● JOB 1: Reproduce word for word the part of the email thread on campus guide policies starting with "haitzlm at UCMAIL.UC.EDU" and going on through "guidelines for LG2.".
● JOB 2: In the email thread on campus guide policies, which group should have ultimate say over pedagogy?
● JOB 3: Pick up the email thread on campus guide policies where it stops and write the next part.

● PASSAGE GIVEN:
----------

Campus Guides Policies
Haitz, Lisa (haitzlm)
haitzlm at UCMAIL.UC.EDU
Wed Oct 7 15:28:57 EDT 2015
Thanks. I think that this is an excellent point. And frankly, I couldn't, nor do I want to replace subject librarians! However, as i say, we do need some technical guidelines (accessibility, responsive, etc...).
I appreciate your response, it really made me think!
:-)
Lisa
________________________________
From: Web technologies in libraries [WEB4LIB at LISTSERV.ND.EDU] on behalf of Hess, M. Ryan [MHESS8 at DEPAUL.EDU]
Sent: Wednesday, October 07, 2015 3:21 PM
To: WEB4LIB at LISTSERV.ND.EDU
Subject: Re: [WEB4LIB] Campus Guides Policies
Hi Lisa,
We too have had guide content standards and best practices in places since LG1. In fact, we learned quite a bit from LG1 which informed out current guidelines for LG2.
You've probably been inundated with guidelines by now, but I would add the following to the conversation:
I think its very common to have different cultures in an organization that view web content differently. It became a chief concern of the LG2 Project to establish an understanding that certain parties should have authority over certain decisions by virtue of their professional focus. For example, Library Instruction should have ultimate say over pedagogy (guidelines for guides), but Digital Services should over Info Architecture/Usability and Tech Services should over organizing the resources. I think we all need to be better at learning to lean on the expertise around us and not think any single person knows it all. Well, anyone except Neil deGrasse Tyson....
To illustrate this, I've noticed that most librarians still don't think in terms of responsive design and so their guides are often designed with full-screen users in mind. Because of this issue, we enshrined the concept of simple, linear narratives within our guide creation guidelines and locked-down templates to keep people from missing this critical usability issue with a responsive site. At the same time, we allowed the subject expert total freedom in terms of how many pages they create and how they label/organize those pages.

----------

Record of where each element appears
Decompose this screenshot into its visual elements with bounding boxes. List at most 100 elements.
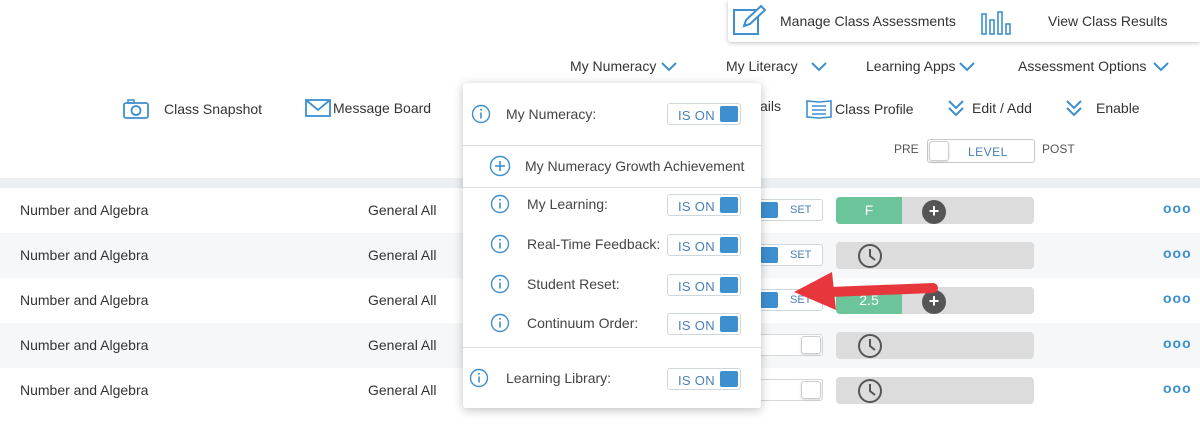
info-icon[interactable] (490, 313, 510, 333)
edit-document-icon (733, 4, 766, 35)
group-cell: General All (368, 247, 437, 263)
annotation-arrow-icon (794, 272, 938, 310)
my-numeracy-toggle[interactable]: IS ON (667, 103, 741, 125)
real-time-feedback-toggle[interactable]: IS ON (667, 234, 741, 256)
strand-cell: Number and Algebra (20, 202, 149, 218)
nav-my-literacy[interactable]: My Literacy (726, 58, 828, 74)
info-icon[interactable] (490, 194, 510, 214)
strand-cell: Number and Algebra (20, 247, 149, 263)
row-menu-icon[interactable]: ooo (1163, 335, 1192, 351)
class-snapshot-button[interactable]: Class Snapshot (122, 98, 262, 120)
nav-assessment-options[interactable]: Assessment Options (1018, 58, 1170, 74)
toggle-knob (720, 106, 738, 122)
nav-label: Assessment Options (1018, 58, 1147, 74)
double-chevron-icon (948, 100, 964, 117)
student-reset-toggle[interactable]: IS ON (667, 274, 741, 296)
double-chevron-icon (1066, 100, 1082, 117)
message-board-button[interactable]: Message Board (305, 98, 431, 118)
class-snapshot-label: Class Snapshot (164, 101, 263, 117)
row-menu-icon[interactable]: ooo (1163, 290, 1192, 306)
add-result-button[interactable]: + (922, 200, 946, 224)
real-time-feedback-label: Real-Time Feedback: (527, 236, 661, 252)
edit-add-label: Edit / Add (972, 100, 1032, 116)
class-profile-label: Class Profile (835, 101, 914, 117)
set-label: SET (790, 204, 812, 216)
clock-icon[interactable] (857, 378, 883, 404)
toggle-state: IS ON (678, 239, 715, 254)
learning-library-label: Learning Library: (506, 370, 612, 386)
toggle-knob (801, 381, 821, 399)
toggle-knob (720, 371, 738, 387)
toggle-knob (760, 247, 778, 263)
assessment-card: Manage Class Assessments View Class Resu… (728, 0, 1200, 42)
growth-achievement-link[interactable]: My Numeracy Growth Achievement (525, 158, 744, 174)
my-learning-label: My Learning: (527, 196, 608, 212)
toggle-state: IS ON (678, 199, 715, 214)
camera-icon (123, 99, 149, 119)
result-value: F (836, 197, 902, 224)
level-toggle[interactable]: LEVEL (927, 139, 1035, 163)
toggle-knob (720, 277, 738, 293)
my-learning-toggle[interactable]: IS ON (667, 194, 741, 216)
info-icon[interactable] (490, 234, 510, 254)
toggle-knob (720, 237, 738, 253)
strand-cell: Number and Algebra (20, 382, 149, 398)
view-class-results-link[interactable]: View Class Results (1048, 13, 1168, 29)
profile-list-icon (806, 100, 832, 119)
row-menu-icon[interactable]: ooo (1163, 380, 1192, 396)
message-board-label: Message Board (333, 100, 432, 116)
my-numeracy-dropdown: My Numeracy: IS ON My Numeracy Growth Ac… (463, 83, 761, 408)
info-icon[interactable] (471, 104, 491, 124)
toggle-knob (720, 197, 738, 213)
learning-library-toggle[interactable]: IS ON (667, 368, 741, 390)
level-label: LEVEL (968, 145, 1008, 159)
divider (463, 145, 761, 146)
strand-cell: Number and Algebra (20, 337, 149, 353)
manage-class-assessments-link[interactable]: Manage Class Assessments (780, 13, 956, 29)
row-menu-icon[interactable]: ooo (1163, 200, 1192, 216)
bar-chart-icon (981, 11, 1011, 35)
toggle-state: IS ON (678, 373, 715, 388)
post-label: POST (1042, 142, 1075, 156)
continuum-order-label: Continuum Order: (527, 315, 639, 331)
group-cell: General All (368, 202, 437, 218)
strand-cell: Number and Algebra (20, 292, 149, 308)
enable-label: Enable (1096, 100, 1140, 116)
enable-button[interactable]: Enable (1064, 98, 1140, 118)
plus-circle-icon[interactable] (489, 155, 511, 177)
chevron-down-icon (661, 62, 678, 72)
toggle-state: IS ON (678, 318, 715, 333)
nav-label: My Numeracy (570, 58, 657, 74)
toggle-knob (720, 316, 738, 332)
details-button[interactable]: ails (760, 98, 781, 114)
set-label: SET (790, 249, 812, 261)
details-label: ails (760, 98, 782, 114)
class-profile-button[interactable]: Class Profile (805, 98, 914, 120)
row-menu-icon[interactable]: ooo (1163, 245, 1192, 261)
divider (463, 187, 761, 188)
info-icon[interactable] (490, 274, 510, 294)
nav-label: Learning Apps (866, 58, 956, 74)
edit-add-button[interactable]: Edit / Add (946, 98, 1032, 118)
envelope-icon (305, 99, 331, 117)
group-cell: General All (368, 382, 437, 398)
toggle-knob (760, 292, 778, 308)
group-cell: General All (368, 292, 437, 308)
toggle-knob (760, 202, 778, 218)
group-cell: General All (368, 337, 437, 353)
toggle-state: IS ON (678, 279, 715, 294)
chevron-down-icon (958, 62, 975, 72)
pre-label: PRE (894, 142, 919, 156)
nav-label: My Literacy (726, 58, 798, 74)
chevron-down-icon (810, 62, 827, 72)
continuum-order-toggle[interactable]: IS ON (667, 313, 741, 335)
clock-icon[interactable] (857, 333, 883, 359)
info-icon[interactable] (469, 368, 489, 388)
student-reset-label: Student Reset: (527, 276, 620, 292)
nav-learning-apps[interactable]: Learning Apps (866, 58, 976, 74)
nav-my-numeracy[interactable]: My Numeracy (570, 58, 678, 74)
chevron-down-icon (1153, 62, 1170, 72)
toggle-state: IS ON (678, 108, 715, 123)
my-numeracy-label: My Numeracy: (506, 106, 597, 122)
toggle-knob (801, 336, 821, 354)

----------

● RESULT 1:
haitzlm at UCMAIL.UC.EDU
Wed Oct 7 15:28:57 EDT 2015
Thanks. I think that this is an excellent point. And frankly, I couldn't, nor do I want to replace subject librarians! However, as i say, we do need some technical guidelines (accessibility, responsive, etc...).
I appreciate your response, it really made me think!
:-)
Lisa
________________________________
From: Web technologies in libraries [WEB4LIB at LISTSERV.ND.EDU] on behalf of Hess, M. Ryan [MHESS8 at DEPAUL.EDU]
Sent: Wednesday, October 07, 2015 3:21 PM
To: WEB4LIB at LISTSERV.ND.EDU
Subject: Re: [WEB4LIB] Campus Guides Policies
Hi Lisa,
We too have had guide content standards and best practices in places since LG1. In fact, we learned quite a bit from LG1 which informed out current guidelines for LG2.

● RESULT 2: Library Instruction should have ultimate say over pedagogy.

● RESULT 3:
M Ryan Hess
Digital Services Coordinator
DePaul University
JTR 303-C, DePaul University, Lincoln Park Campus, 2350 N Kenmore Ave., Chicago IL 60614
office: 773-325-7829 | cell: 650-224-7279 | fax: 773-325-2297 | mhess8 at depaul.edu<https://outlook.depaul.edu/owa/UrlBlockedError.aspx>
________________________________
From: Web technologies in libraries [WEB4LIB at LISTSERV.ND.EDU] on behalf of Henley, Michelle R. [gerry.8 at OSU.EDU]
Sent: Tuesday, October 06, 2015 3:35 PM
To: WEB4LIB at LISTSERV.ND.EDU
Subject: Re: [WEB4LIB] Campus Guides Policies
Hi Lisa,
Here is some information from someone who was involved in our LibGuides 2.0 rollout:
The Ohio State University Libraries policy recommends reusing provided widgets/database links for ease of maintenance and also limits the scope of the system to subject guides for a novice audience. Our concern was very much that people would try to use LibGuides for everything, rather than using our blog system and library website for non-guide content.
We don't have a policing policy around layout or navigation choices - however, the training committee has worked with a few individuals when best practices aren't being followed.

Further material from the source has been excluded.